**EXTRACTED TEXT:**
------------------------------

OriolAbril commented 3 years ago

Sounds related yes. What is the output of trace.observed_data? Maybe it's possible to subset one to match the other so it can be plotted (I assume that using plot_ppc(..., observed=False) does work)

ghost commented 3 years ago

@OriolAbril Here's the output of trace.observed_data:

<xarray.Dataset>
Dimensions:                (Counts_dim_0: 17, Local Estimates_dim_0: 17)
Coordinates:
  * Local Estimates_dim_0  (Local Estimates_dim_0) int64 0 1 2 3 ... 13 14 15 16
  * Counts_dim_0           (Counts_dim_0) int64 0 1 2 3 4 5 ... 12 13 14 15 16
Data variables:
    Local Estimates        (Local Estimates_dim_0) float64 0.01485 ... 0.2129
    Counts                 (Counts_dim_0) float64 2.0 7.0 15.0 ... nan nan nan
Attributes:
    created_at:                 2021-05-01T02:47:28.197519
    arviz_version:              0.11.2
    inference_library:          pymc3
    inference_library_version:  3.11.2

Prior predictive checks do work (observed=False).

------------------------------

**LISTING:**

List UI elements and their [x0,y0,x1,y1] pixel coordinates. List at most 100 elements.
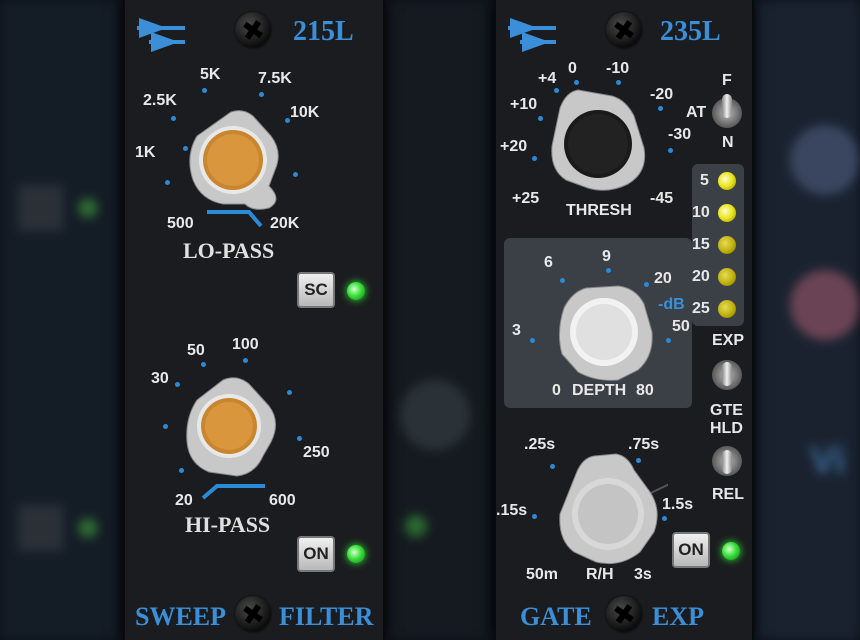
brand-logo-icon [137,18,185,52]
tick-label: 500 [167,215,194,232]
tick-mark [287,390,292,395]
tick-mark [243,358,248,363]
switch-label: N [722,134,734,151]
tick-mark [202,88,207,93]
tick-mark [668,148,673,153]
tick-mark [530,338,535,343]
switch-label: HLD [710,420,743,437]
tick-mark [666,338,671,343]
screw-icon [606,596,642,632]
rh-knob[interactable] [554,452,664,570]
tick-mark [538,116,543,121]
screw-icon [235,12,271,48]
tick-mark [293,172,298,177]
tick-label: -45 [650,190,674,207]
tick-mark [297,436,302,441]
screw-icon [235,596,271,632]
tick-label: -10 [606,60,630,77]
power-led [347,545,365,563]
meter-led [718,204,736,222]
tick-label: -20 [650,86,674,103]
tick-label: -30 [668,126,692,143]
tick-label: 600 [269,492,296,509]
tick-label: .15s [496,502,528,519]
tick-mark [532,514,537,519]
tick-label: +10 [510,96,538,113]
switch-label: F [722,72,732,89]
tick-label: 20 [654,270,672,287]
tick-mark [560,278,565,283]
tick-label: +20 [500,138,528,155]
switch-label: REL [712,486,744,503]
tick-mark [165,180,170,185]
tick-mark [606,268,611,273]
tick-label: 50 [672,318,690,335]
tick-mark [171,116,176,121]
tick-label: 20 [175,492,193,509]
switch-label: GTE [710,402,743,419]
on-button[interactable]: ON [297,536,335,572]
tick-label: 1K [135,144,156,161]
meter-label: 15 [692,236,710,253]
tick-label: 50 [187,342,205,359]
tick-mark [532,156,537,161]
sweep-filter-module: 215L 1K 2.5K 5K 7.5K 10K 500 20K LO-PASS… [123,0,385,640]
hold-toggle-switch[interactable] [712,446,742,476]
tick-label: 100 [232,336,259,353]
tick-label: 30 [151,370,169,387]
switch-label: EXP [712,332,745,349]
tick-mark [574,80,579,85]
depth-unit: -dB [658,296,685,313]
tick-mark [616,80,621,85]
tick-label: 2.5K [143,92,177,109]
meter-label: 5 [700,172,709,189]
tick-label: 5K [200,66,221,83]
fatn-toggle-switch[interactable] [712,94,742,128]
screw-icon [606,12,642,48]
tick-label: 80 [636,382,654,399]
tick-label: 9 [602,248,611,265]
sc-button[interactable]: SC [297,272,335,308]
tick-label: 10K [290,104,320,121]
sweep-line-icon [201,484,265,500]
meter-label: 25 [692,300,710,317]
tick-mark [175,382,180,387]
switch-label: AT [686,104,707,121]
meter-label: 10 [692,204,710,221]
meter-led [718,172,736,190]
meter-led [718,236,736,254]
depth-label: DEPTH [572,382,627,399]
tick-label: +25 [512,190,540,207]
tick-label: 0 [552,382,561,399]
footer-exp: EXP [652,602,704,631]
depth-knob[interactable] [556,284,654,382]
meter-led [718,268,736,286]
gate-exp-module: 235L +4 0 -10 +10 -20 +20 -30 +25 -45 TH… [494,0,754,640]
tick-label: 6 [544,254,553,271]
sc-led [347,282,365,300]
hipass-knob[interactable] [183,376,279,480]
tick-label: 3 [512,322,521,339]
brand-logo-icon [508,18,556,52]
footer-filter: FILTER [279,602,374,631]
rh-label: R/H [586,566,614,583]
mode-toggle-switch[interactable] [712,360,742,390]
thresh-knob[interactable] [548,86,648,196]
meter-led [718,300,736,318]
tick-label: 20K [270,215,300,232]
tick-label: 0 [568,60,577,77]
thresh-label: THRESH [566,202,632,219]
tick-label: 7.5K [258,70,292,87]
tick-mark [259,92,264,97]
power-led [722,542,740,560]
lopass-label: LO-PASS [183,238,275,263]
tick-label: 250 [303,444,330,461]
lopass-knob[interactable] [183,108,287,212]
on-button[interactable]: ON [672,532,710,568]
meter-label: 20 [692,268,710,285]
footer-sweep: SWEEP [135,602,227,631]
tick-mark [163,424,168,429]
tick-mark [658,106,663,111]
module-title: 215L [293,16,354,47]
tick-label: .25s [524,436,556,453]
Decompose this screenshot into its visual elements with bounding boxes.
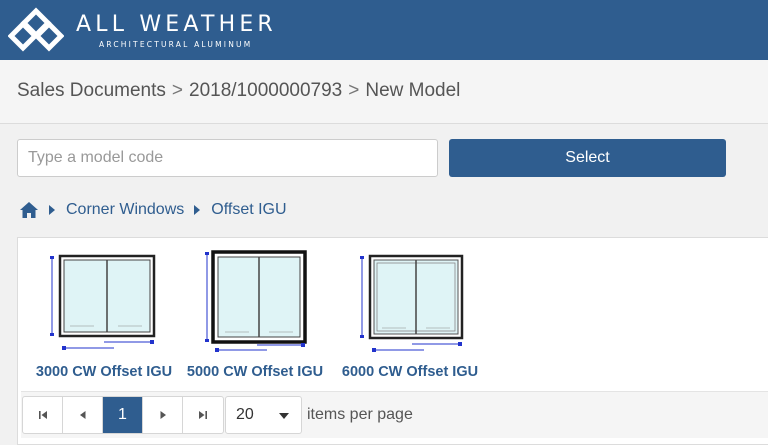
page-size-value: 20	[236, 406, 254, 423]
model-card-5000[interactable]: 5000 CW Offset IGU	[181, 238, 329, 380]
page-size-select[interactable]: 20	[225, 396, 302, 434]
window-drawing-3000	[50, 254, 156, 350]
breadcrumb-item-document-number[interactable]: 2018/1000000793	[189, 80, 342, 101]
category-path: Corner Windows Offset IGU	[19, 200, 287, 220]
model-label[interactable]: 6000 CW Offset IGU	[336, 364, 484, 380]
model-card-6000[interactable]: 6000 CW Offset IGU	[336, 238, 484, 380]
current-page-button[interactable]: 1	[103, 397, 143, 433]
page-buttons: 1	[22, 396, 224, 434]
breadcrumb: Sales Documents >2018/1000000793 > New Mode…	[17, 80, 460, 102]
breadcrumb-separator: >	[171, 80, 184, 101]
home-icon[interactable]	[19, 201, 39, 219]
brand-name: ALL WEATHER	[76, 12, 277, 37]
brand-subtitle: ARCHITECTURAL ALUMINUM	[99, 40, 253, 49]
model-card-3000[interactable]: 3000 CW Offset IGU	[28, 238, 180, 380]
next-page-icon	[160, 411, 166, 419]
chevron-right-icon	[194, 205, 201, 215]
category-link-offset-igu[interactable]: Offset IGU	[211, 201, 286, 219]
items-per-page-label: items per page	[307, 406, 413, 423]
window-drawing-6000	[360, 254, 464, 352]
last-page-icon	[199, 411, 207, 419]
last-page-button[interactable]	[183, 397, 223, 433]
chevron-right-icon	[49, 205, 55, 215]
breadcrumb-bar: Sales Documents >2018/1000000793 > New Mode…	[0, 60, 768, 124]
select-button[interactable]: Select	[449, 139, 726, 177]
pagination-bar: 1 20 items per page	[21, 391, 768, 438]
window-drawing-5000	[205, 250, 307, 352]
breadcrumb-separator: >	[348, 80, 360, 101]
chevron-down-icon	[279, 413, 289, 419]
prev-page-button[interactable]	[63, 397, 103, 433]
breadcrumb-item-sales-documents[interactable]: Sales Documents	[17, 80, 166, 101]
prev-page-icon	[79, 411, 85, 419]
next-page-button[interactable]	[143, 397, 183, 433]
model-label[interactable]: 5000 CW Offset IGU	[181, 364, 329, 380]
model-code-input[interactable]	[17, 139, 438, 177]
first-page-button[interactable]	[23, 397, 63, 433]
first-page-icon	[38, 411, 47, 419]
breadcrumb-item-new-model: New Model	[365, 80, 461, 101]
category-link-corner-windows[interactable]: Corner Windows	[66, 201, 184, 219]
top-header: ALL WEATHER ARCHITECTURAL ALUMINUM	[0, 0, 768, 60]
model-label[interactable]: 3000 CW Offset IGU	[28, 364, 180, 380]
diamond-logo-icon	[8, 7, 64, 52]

------------------------------

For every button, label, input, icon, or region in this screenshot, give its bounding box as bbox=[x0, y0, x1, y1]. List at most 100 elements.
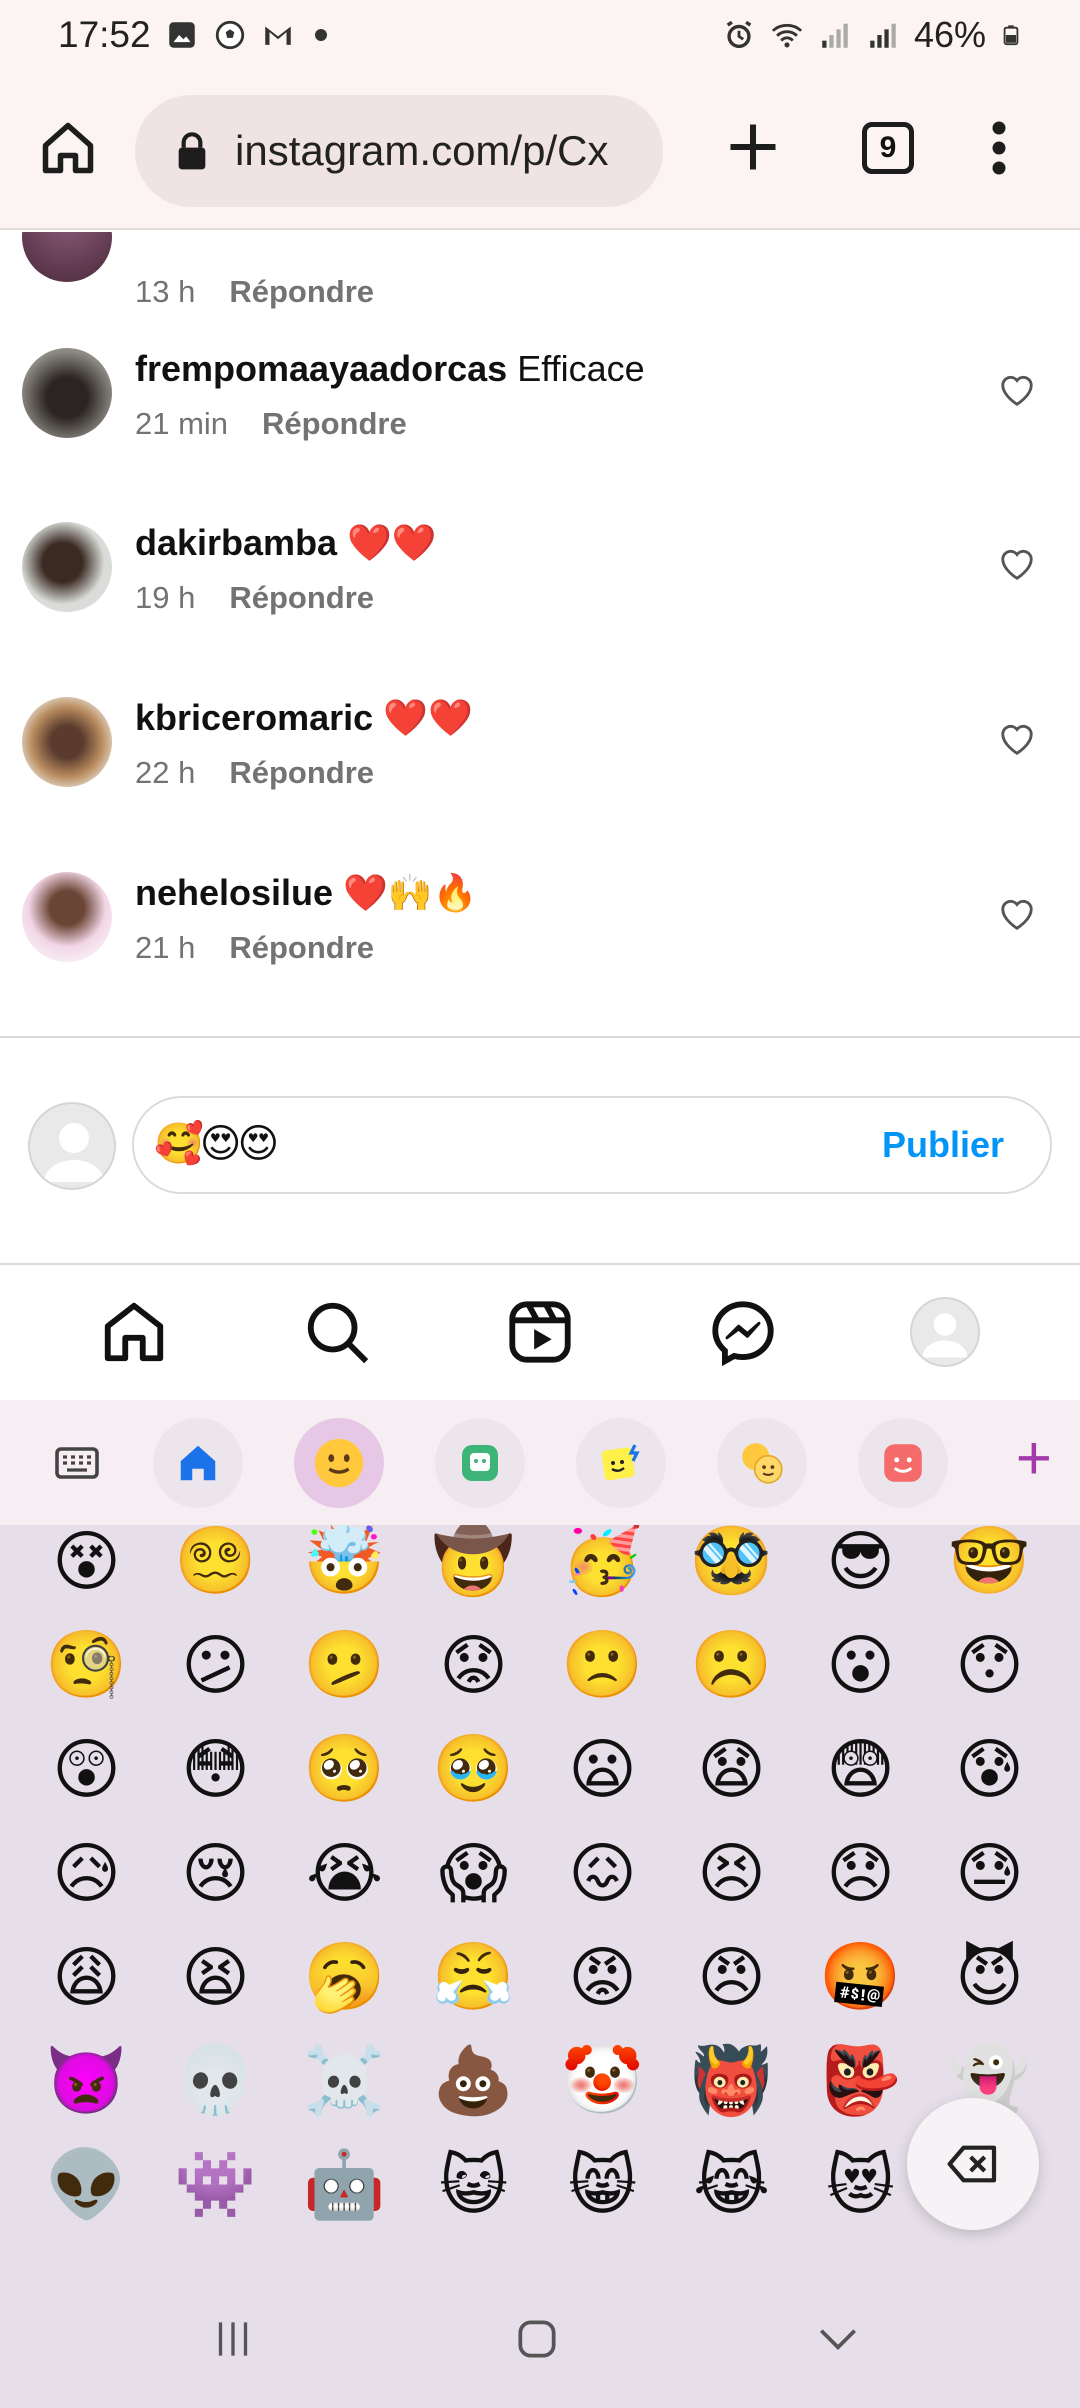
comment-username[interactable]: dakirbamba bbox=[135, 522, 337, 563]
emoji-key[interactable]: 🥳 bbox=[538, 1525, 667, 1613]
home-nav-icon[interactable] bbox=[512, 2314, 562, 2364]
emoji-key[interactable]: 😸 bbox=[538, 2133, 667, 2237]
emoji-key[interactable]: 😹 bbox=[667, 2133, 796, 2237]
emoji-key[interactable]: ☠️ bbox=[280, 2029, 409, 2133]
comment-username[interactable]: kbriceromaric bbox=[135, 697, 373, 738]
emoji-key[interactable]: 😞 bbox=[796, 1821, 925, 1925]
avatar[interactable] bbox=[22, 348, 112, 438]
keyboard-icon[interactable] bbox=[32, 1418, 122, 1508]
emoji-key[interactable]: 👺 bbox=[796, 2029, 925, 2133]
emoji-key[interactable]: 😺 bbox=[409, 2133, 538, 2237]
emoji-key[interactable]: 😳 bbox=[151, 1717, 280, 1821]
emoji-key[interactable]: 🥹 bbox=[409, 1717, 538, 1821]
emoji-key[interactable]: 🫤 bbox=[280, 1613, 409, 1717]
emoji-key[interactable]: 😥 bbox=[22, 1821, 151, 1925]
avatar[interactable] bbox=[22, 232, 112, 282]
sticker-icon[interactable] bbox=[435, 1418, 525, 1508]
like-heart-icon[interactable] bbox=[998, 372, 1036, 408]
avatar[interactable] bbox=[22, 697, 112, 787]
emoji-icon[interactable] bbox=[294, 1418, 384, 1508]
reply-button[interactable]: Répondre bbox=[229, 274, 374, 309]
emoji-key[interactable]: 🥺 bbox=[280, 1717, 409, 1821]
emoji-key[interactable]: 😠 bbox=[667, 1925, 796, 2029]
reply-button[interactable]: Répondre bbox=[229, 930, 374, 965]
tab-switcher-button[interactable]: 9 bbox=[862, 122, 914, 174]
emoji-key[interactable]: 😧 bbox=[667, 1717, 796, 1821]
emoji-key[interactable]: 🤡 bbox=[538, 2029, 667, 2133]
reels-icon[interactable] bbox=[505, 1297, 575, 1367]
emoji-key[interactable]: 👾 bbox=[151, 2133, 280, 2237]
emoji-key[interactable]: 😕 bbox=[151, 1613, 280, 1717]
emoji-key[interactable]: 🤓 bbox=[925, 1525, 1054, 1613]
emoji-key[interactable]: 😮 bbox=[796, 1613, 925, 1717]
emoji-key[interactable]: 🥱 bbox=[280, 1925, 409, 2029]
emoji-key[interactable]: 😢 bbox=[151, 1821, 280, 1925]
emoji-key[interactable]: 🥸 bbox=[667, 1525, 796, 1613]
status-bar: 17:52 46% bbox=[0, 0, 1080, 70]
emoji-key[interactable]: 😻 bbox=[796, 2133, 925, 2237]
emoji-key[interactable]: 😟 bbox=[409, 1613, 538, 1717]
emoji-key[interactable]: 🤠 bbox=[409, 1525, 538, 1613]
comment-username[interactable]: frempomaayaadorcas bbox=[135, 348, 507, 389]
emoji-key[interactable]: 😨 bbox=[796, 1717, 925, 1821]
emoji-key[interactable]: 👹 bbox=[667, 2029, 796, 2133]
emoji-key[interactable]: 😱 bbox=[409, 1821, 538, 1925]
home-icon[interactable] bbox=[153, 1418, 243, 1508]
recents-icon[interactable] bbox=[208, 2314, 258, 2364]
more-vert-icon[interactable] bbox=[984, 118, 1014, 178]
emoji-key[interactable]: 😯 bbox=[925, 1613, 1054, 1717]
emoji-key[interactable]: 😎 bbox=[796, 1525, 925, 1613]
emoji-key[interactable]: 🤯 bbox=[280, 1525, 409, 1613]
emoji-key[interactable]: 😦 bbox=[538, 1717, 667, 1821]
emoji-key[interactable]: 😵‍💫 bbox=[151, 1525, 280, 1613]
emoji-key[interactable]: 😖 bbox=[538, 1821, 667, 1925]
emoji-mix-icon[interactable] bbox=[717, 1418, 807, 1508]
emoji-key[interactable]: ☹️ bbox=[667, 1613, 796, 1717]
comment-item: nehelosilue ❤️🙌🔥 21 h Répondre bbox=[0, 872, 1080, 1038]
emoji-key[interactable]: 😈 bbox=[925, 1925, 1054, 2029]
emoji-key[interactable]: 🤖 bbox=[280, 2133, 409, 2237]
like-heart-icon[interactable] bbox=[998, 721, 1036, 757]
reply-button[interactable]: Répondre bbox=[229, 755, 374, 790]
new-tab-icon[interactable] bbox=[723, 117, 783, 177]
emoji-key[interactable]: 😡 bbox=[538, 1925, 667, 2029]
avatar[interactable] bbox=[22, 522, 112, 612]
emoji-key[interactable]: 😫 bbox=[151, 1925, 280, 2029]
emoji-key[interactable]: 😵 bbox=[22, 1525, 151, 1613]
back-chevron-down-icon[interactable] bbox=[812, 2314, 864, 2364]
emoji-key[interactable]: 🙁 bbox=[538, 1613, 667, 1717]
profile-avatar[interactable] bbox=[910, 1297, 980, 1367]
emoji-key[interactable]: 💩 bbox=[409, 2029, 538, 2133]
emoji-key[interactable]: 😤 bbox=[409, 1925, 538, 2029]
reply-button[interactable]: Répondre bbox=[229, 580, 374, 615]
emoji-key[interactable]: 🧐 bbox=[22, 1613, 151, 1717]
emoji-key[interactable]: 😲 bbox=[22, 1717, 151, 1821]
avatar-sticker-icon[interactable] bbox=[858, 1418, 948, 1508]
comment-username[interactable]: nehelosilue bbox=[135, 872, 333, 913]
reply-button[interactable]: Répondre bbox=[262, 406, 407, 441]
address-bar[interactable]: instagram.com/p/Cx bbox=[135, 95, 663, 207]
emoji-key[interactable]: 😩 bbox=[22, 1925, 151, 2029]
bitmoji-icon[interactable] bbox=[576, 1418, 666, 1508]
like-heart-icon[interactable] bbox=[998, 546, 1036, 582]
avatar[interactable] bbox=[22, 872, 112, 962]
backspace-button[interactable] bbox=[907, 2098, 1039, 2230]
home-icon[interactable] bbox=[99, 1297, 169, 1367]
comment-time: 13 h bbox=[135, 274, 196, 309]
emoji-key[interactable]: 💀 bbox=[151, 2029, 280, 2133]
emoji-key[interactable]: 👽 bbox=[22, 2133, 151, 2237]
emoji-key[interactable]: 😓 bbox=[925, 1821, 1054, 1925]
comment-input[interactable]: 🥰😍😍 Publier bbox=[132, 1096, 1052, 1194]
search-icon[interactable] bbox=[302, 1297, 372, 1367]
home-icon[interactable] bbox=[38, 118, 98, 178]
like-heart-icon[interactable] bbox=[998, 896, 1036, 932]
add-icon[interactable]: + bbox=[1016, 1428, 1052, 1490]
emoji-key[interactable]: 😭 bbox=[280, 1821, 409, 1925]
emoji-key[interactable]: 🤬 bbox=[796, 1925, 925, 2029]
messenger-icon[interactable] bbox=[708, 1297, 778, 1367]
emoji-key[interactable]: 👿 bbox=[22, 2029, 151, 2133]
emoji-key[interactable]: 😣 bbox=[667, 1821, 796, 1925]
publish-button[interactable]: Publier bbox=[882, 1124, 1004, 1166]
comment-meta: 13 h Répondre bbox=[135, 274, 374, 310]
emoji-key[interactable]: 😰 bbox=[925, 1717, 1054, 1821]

------------------------------

**INSTRUCTION 1:**
Answer these questions from the plot_ppc thread:
(a) Which call does OriolAbril assume already works?
(b) Which arviz_version appears in the attributes of trace.observed_data?
(c) How many entries does the Counts_dim_0 dimension have?
**INSTRUCTION 2:**
Continue the plot_ppc thread after its last reply.

**TASK OUTPUT 1:**
(a) plot_ppc(..., observed=False)
(b) 0.11.2
(c) 17

**TASK OUTPUT 2:**
Also notable is that plot_loo_pit doesn't work with missing data:

az.plot_loo_pit(trace, "Counts", ecdf=True)

Output from spyder call 'get_namespace_view':

Output from spyder call 'get_namespace_view':
/home/lime/.local/lib/python3.9/site-packages/arviz/stats/stats.py:876: RuntimeWarning: overflow encountered in exp
  weights = 1 / np.exp(len_scale - len_scale[:, None]).sum(axis=1)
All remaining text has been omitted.